▸ **GIVEN REQUEST**: Copy every line from the material below that holds "rokov".

::::

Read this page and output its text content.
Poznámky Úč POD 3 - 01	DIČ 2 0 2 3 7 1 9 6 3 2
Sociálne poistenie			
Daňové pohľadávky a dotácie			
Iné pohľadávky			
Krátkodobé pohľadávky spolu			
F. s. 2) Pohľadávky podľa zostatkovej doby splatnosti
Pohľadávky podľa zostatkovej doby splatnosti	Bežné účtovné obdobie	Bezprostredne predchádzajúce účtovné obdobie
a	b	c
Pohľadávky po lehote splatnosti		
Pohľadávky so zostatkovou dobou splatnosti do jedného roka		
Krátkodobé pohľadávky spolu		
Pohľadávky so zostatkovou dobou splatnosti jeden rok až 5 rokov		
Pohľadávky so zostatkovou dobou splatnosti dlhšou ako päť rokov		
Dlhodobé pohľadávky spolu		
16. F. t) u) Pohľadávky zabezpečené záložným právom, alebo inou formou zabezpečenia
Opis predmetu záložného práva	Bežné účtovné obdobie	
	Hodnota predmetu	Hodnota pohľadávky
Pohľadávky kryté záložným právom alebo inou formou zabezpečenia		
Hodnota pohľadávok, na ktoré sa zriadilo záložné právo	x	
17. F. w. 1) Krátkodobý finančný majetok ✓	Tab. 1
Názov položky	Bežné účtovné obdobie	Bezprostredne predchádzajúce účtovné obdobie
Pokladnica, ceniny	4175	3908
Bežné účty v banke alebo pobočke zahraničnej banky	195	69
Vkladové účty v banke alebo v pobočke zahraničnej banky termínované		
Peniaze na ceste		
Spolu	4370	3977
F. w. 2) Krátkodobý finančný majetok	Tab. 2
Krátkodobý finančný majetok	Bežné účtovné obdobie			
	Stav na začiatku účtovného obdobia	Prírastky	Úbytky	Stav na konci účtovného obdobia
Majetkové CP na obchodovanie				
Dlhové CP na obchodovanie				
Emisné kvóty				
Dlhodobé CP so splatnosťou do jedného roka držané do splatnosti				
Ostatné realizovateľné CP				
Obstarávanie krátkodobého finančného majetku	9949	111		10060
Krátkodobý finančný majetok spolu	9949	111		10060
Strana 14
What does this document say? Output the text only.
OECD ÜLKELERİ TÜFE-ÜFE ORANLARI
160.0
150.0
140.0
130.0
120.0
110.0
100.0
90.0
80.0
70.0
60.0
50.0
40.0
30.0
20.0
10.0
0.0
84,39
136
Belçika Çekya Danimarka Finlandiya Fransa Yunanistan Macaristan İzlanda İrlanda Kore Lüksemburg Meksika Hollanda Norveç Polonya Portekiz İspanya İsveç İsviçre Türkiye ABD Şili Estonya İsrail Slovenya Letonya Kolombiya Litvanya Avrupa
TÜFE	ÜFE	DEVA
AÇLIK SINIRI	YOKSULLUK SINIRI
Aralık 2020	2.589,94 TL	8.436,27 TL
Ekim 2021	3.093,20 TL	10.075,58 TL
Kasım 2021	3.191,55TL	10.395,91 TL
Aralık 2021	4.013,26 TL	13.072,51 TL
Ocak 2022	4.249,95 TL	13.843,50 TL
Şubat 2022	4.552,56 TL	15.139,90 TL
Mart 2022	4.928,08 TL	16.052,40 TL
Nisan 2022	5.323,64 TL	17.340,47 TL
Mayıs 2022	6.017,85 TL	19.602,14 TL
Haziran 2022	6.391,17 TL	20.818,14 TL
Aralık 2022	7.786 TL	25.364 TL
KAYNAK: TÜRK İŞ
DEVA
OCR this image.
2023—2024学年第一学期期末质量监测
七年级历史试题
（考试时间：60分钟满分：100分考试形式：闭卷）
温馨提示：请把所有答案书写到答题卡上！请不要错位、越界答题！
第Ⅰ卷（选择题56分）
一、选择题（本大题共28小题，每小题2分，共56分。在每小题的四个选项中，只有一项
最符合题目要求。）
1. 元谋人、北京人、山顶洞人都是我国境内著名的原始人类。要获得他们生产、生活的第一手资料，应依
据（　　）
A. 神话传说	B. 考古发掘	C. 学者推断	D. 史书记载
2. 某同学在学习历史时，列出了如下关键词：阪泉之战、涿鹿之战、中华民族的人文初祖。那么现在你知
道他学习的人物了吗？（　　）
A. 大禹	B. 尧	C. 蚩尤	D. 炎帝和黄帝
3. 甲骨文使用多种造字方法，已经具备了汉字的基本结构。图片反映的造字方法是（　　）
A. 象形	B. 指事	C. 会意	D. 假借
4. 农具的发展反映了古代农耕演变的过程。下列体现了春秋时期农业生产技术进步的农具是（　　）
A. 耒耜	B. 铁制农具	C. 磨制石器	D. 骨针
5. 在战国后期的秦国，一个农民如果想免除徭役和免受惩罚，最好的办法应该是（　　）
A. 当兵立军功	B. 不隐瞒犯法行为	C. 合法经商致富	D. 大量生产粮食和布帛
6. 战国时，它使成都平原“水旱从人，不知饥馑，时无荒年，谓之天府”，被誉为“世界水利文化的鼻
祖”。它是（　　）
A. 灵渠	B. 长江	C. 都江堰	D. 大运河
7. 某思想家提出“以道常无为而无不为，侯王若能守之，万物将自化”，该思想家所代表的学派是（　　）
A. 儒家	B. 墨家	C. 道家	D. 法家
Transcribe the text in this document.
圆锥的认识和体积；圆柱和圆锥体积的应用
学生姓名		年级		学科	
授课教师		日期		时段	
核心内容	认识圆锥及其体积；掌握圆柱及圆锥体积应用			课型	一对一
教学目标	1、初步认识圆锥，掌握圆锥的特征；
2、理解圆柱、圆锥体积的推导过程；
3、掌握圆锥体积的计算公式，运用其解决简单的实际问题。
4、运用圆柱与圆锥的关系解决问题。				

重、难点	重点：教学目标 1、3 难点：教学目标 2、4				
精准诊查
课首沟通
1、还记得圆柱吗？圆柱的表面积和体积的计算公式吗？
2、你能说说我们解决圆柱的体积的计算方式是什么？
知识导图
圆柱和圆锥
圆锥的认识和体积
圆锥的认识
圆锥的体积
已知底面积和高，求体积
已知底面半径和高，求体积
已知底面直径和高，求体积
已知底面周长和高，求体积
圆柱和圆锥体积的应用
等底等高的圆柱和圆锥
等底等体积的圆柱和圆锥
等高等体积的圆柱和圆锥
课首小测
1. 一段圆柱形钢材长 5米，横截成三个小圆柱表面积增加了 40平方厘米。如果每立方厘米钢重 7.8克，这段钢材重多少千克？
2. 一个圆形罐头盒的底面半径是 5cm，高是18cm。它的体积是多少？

::::

▸ **REPLY TO THE EXERCISE**:
Pohľadávky so zostatkovou dobou splatnosti jeden rok až 5 rokov		
Pohľadávky so zostatkovou dobou splatnosti dlhšou ako päť rokov		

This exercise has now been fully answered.